-- START ENTRIES PROVIDED --
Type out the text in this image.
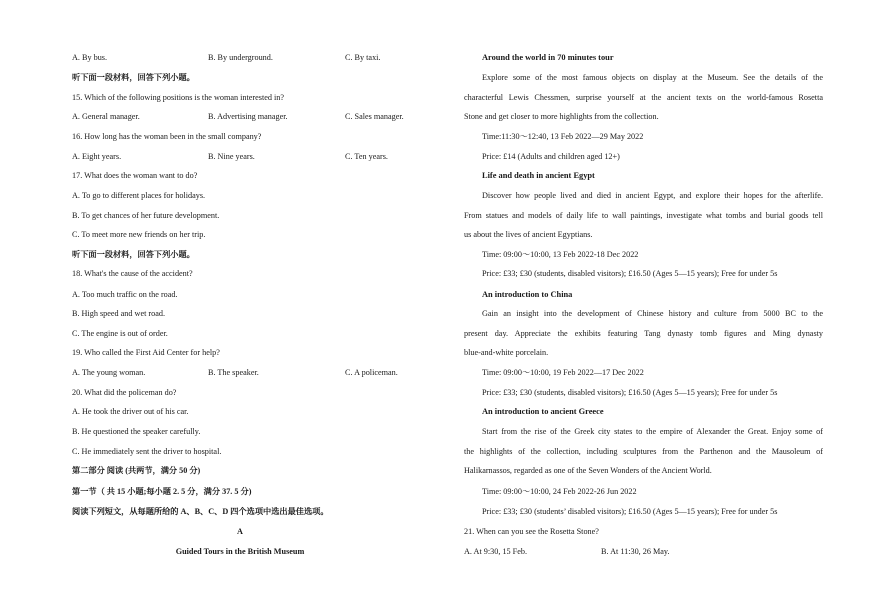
A. By bus.	B. By underground.	C. By taxi.

听下面一段材料，回答下列小题。

15. Which of the following positions is the woman interested in?

A. General manager.	B. Advertising manager.	C. Sales manager.

16. How long has the woman been in the small company?

A. Eight years.	B. Nine years.	C. Ten years.

17. What does the woman want to do?

A. To go to different places for holidays.

B. To get chances of her future development.

C. To meet more new friends on her trip.

听下面一段材料，回答下列小题。

18. What's the cause of the accident?

A. Too much traffic on the road.

B. High speed and wet road.

C. The engine is out of order.

19. Who called the First Aid Center for help?

A. The young woman.	B. The speaker.	C. A policeman.

20. What did the policeman do?

A. He took the driver out of his car.

B. He questioned the speaker carefully.

C. He immediately sent the driver to hospital.

第二部分 阅读 (共两节，满分 50 分)

第一节（ 共 15 小题;每小题 2. 5 分，满分 37. 5 分)

阅读下列短文，从每题所给的 A、B、C、D 四个选项中选出最佳选项。

A

Guided Tours in the British Museum

Around the world in 70 minutes tour

Explore some of the most famous objects on display at the Museum. See the details of the

characterful Lewis Chessmen, surprise yourself at the ancient texts on the world-famous Rosetta

Stone and get closer to more highlights from the collection.

Time:11:30～12:40, 13 Feb 2022—29 May 2022

Price: £14 (Adults and children aged 12+)

Life and death in ancient Egypt

Discover how people lived and died in ancient Egypt, and explore their hopes for the afterlife.

From statues and models of daily life to wall paintings, investigate what tombs and burial goods tell

us about the lives of ancient Egyptians.

Time: 09:00～10:00, 13 Feb 2022-18 Dec 2022

Price: £33; £30 (students, disabled visitors); £16.50 (Ages 5—15 years); Free for under 5s

An introduction to China

Gain an insight into the development of Chinese history and culture from 5000 BC to the

present day. Appreciate the exhibits featuring Tang dynasty tomb figures and Ming dynasty

blue-and-white porcelain.

Time: 09:00～10:00, 19 Feb 2022—17 Dec 2022

Price: £33; £30 (students, disabled visitors); £16.50 (Ages 5—15 years); Free for under 5s

An introduction to ancient Greece

Start from the rise of the Greek city states to the empire of Alexander the Great. Enjoy some of

the highlights of the collection, including sculptures from the Parthenon and the Mausoleum of

Halikarnassos, regarded as one of the Seven Wonders of the Ancient World.

Time: 09:00～10:00, 24 Feb 2022-26 Jun 2022

Price: £33; £30 (students’ disabled visitors); £16.50 (Ages 5—15 years); Free for under 5s

21. When can you see the Rosetta Stone?

A. At 9:30, 15 Feb.	B. At 11:30, 26 May.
-- END ENTRIES PROVIDED --
Retype each entry precisely. Skip images entirely.

Type out the text in this image.
A. By bus.	B. By underground.	C. By taxi.

听下面一段材料，回答下列小题。

15. Which of the following positions is the woman interested in?

A. General manager.	B. Advertising manager.	C. Sales manager.

16. How long has the woman been in the small company?

A. Eight years.	B. Nine years.	C. Ten years.

17. What does the woman want to do?

A. To go to different places for holidays.

B. To get chances of her future development.

C. To meet more new friends on her trip.

听下面一段材料，回答下列小题。

18. What's the cause of the accident?

A. Too much traffic on the road.

B. High speed and wet road.

C. The engine is out of order.

19. Who called the First Aid Center for help?

A. The young woman.	B. The speaker.	C. A policeman.

20. What did the policeman do?

A. He took the driver out of his car.

B. He questioned the speaker carefully.

C. He immediately sent the driver to hospital.

第二部分 阅读 (共两节，满分 50 分)

第一节（ 共 15 小题;每小题 2. 5 分，满分 37. 5 分)

阅读下列短文，从每题所给的 A、B、C、D 四个选项中选出最佳选项。

A

Guided Tours in the British Museum

Around the world in 70 minutes tour

Explore some of the most famous objects on display at the Museum. See the details of the

characterful Lewis Chessmen, surprise yourself at the ancient texts on the world-famous Rosetta

Stone and get closer to more highlights from the collection.

Time:11:30～12:40, 13 Feb 2022—29 May 2022

Price: £14 (Adults and children aged 12+)

Life and death in ancient Egypt

Discover how people lived and died in ancient Egypt, and explore their hopes for the afterlife.

From statues and models of daily life to wall paintings, investigate what tombs and burial goods tell

us about the lives of ancient Egyptians.

Time: 09:00～10:00, 13 Feb 2022-18 Dec 2022

Price: £33; £30 (students, disabled visitors); £16.50 (Ages 5—15 years); Free for under 5s

An introduction to China

Gain an insight into the development of Chinese history and culture from 5000 BC to the

present day. Appreciate the exhibits featuring Tang dynasty tomb figures and Ming dynasty

blue-and-white porcelain.

Time: 09:00～10:00, 19 Feb 2022—17 Dec 2022

Price: £33; £30 (students, disabled visitors); £16.50 (Ages 5—15 years); Free for under 5s

An introduction to ancient Greece

Start from the rise of the Greek city states to the empire of Alexander the Great. Enjoy some of

the highlights of the collection, including sculptures from the Parthenon and the Mausoleum of

Halikarnassos, regarded as one of the Seven Wonders of the Ancient World.

Time: 09:00～10:00, 24 Feb 2022-26 Jun 2022

Price: £33; £30 (students’ disabled visitors); £16.50 (Ages 5—15 years); Free for under 5s

21. When can you see the Rosetta Stone?

A. At 9:30, 15 Feb.	B. At 11:30, 26 May.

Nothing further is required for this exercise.